* **Exercise description**
Copy the data that follows, character for character, minus the pictures.

Recorded data:
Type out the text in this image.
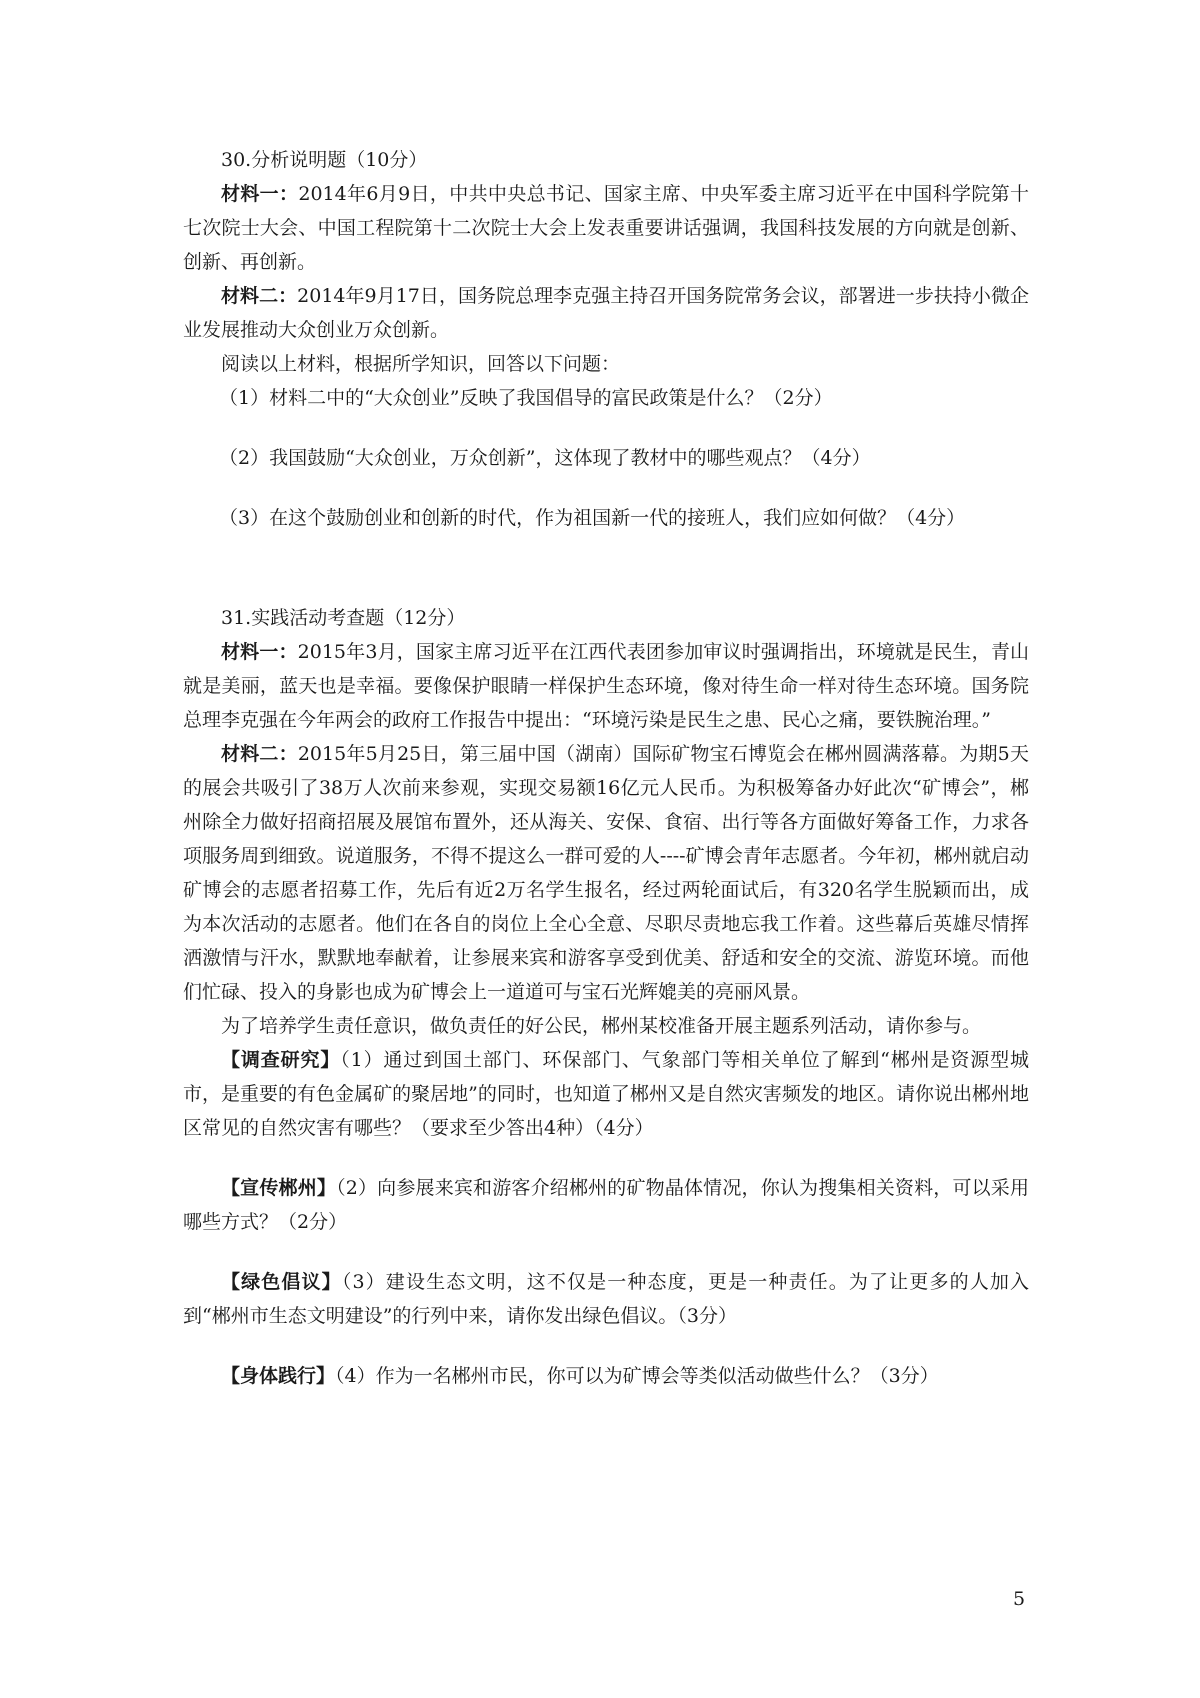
30.分析说明题（10分）

材料一：2014年6月9日，中共中央总书记、国家主席、中央军委主席习近平在中国科学院第十七次院士大会、中国工程院第十二次院士大会上发表重要讲话强调，我国科技发展的方向就是创新、创新、再创新。

材料二：2014年9月17日，国务院总理李克强主持召开国务院常务会议，部署进一步扶持小微企业发展推动大众创业万众创新。

阅读以上材料，根据所学知识，回答以下问题：

（1）材料二中的“大众创业”反映了我国倡导的富民政策是什么？（2分）

（2）我国鼓励“大众创业，万众创新”，这体现了教材中的哪些观点？（4分）

（3）在这个鼓励创业和创新的时代，作为祖国新一代的接班人，我们应如何做？（4分）

31.实践活动考查题（12分）

材料一：2015年3月，国家主席习近平在江西代表团参加审议时强调指出，环境就是民生，青山就是美丽，蓝天也是幸福。要像保护眼睛一样保护生态环境，像对待生命一样对待生态环境。国务院总理李克强在今年两会的政府工作报告中提出：“环境污染是民生之患、民心之痛，要铁腕治理。”

材料二：2015年5月25日，第三届中国（湖南）国际矿物宝石博览会在郴州圆满落幕。为期5天的展会共吸引了38万人次前来参观，实现交易额16亿元人民币。为积极筹备办好此次“矿博会”，郴州除全力做好招商招展及展馆布置外，还从海关、安保、食宿、出行等各方面做好筹备工作，力求各项服务周到细致。说道服务，不得不提这么一群可爱的人----矿博会青年志愿者。今年初，郴州就启动矿博会的志愿者招募工作，先后有近2万名学生报名，经过两轮面试后，有320名学生脱颖而出，成为本次活动的志愿者。他们在各自的岗位上全心全意、尽职尽责地忘我工作着。这些幕后英雄尽情挥洒激情与汗水，默默地奉献着，让参展来宾和游客享受到优美、舒适和安全的交流、游览环境。而他们忙碌、投入的身影也成为矿博会上一道道可与宝石光辉媲美的亮丽风景。

为了培养学生责任意识，做负责任的好公民，郴州某校准备开展主题系列活动，请你参与。

【调查研究】（1）通过到国土部门、环保部门、气象部门等相关单位了解到“郴州是资源型城市，是重要的有色金属矿的聚居地”的同时，也知道了郴州又是自然灾害频发的地区。请你说出郴州地区常见的自然灾害有哪些？（要求至少答出4种）（4分）

【宣传郴州】（2）向参展来宾和游客介绍郴州的矿物晶体情况，你认为搜集相关资料，可以采用哪些方式？（2分）

【绿色倡议】（3）建设生态文明，这不仅是一种态度，更是一种责任。为了让更多的人加入到“郴州市生态文明建设”的行列中来，请你发出绿色倡议。（3分）

【身体践行】（4）作为一名郴州市民，你可以为矿博会等类似活动做些什么？（3分）

5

* **Finished task**
Type out the text in this image.
30.分析说明题（10分）

材料一：2014年6月9日，中共中央总书记、国家主席、中央军委主席习近平在中国科学院第十七次院士大会、中国工程院第十二次院士大会上发表重要讲话强调，我国科技发展的方向就是创新、创新、再创新。

材料二：2014年9月17日，国务院总理李克强主持召开国务院常务会议，部署进一步扶持小微企业发展推动大众创业万众创新。

阅读以上材料，根据所学知识，回答以下问题：

（1）材料二中的“大众创业”反映了我国倡导的富民政策是什么？（2分）

（2）我国鼓励“大众创业，万众创新”，这体现了教材中的哪些观点？（4分）

（3）在这个鼓励创业和创新的时代，作为祖国新一代的接班人，我们应如何做？（4分）

31.实践活动考查题（12分）

材料一：2015年3月，国家主席习近平在江西代表团参加审议时强调指出，环境就是民生，青山就是美丽，蓝天也是幸福。要像保护眼睛一样保护生态环境，像对待生命一样对待生态环境。国务院总理李克强在今年两会的政府工作报告中提出：“环境污染是民生之患、民心之痛，要铁腕治理。”

材料二：2015年5月25日，第三届中国（湖南）国际矿物宝石博览会在郴州圆满落幕。为期5天的展会共吸引了38万人次前来参观，实现交易额16亿元人民币。为积极筹备办好此次“矿博会”，郴州除全力做好招商招展及展馆布置外，还从海关、安保、食宿、出行等各方面做好筹备工作，力求各项服务周到细致。说道服务，不得不提这么一群可爱的人----矿博会青年志愿者。今年初，郴州就启动矿博会的志愿者招募工作，先后有近2万名学生报名，经过两轮面试后，有320名学生脱颖而出，成为本次活动的志愿者。他们在各自的岗位上全心全意、尽职尽责地忘我工作着。这些幕后英雄尽情挥洒激情与汗水，默默地奉献着，让参展来宾和游客享受到优美、舒适和安全的交流、游览环境。而他们忙碌、投入的身影也成为矿博会上一道道可与宝石光辉媲美的亮丽风景。

为了培养学生责任意识，做负责任的好公民，郴州某校准备开展主题系列活动，请你参与。

【调查研究】（1）通过到国土部门、环保部门、气象部门等相关单位了解到“郴州是资源型城市，是重要的有色金属矿的聚居地”的同时，也知道了郴州又是自然灾害频发的地区。请你说出郴州地区常见的自然灾害有哪些？（要求至少答出4种）（4分）

【宣传郴州】（2）向参展来宾和游客介绍郴州的矿物晶体情况，你认为搜集相关资料，可以采用哪些方式？（2分）

【绿色倡议】（3）建设生态文明，这不仅是一种态度，更是一种责任。为了让更多的人加入到“郴州市生态文明建设”的行列中来，请你发出绿色倡议。（3分）

【身体践行】（4）作为一名郴州市民，你可以为矿博会等类似活动做些什么？（3分）

5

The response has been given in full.